◆ **Instruction**: Which lines below hold the word "American"? Report each one.

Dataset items
>> BEGIN
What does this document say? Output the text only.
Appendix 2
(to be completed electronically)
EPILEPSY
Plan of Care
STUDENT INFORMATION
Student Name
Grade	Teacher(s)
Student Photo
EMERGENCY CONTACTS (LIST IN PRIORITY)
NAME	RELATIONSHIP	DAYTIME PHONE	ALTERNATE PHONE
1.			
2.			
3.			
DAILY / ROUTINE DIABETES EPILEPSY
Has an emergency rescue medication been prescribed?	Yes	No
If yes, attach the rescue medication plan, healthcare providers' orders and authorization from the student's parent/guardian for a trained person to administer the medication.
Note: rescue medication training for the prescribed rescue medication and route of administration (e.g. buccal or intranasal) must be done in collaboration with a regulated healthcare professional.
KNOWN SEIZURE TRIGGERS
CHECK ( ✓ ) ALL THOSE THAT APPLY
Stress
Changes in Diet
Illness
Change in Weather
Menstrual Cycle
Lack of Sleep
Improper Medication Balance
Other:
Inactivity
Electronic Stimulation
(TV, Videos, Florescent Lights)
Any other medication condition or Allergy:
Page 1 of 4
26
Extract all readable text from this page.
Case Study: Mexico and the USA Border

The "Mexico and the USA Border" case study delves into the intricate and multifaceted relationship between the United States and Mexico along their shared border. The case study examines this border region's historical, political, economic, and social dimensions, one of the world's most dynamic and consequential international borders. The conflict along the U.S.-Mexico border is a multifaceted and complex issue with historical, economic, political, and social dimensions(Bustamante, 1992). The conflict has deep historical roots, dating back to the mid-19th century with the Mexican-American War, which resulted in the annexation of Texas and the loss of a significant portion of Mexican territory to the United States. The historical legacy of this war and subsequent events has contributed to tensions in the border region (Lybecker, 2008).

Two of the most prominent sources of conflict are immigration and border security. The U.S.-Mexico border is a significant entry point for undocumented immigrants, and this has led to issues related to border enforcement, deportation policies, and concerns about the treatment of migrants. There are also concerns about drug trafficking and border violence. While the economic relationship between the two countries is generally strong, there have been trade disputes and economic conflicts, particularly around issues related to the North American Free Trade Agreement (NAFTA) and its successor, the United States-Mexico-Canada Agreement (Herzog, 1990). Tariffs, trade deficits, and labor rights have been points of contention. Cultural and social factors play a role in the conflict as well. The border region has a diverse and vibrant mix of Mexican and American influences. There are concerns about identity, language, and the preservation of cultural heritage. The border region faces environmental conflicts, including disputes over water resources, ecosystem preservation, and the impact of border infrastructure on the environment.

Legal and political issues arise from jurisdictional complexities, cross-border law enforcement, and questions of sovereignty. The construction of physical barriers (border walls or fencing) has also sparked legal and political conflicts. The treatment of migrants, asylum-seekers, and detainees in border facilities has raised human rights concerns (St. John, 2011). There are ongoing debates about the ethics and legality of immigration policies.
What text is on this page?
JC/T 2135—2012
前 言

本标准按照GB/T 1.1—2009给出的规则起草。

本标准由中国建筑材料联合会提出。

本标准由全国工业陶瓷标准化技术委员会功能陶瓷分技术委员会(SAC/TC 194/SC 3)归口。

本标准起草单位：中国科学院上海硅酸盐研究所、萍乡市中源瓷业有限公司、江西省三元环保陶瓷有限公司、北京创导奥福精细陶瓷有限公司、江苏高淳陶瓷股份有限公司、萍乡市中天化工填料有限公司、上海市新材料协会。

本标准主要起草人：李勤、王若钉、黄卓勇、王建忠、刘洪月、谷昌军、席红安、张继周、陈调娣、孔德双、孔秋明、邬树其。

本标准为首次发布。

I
>> END
◆ **Finished exercise**:
The "Mexico and the USA Border" case study delves into the intricate and multifaceted relationship between the United States and Mexico along their shared border. The case study examines this border region's historical, political, economic, and social dimensions, one of the world's most dynamic and consequential international borders. The conflict along the U.S.-Mexico border is a multifaceted and complex issue with historical, economic, political, and social dimensions(Bustamante, 1992). The conflict has deep historical roots, dating back to the mid-19th century with the Mexican-American War, which resulted in the annexation of Texas and the loss of a significant portion of Mexican territory to the United States. The historical legacy of this war and subsequent events has contributed to tensions in the border region (Lybecker, 2008).
Two of the most prominent sources of conflict are immigration and border security. The U.S.-Mexico border is a significant entry point for undocumented immigrants, and this has led to issues related to border enforcement, deportation policies, and concerns about the treatment of migrants. There are also concerns about drug trafficking and border violence. While the economic relationship between the two countries is generally strong, there have been trade disputes and economic conflicts, particularly around issues related to the North American Free Trade Agreement (NAFTA) and its successor, the United States-Mexico-Canada Agreement (Herzog, 1990). Tariffs, trade deficits, and labor rights have been points of contention. Cultural and social factors play a role in the conflict as well. The border region has a diverse and vibrant mix of Mexican and American influences. There are concerns about identity, language, and the preservation of cultural heritage. The border region faces environmental conflicts, including disputes over water resources, ecosystem preservation, and the impact of border infrastructure on the environment.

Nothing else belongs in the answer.